[BEGIN]

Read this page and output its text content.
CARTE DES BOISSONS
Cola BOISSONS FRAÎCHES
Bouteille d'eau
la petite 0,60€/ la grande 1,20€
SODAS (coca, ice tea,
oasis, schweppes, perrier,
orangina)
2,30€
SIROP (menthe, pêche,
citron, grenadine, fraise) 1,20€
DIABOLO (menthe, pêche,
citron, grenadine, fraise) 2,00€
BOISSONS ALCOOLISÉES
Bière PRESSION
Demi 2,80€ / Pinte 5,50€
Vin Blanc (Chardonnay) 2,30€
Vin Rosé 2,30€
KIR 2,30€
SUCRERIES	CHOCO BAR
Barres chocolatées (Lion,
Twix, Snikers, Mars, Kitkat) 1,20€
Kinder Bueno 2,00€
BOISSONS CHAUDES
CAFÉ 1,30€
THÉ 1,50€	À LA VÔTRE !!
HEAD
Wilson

[END]

What you are asked to do: Each entry must be reproduced verbatim.

Response to this exercise:
Read this page and output its text content.
CARTE DES BOISSONS
Cola BOISSONS FRAÎCHES
Bouteille d'eau
la petite 0,60€/ la grande 1,20€
SODAS (coca, ice tea,
oasis, schweppes, perrier,
orangina)
2,30€
SIROP (menthe, pêche,
citron, grenadine, fraise) 1,20€
DIABOLO (menthe, pêche,
citron, grenadine, fraise) 2,00€
BOISSONS ALCOOLISÉES
Bière PRESSION
Demi 2,80€ / Pinte 5,50€
Vin Blanc (Chardonnay) 2,30€
Vin Rosé 2,30€
KIR 2,30€
SUCRERIES	CHOCO BAR
Barres chocolatées (Lion,
Twix, Snikers, Mars, Kitkat) 1,20€
Kinder Bueno 2,00€
BOISSONS CHAUDES
CAFÉ 1,30€
THÉ 1,50€	À LA VÔTRE !!
HEAD
Wilson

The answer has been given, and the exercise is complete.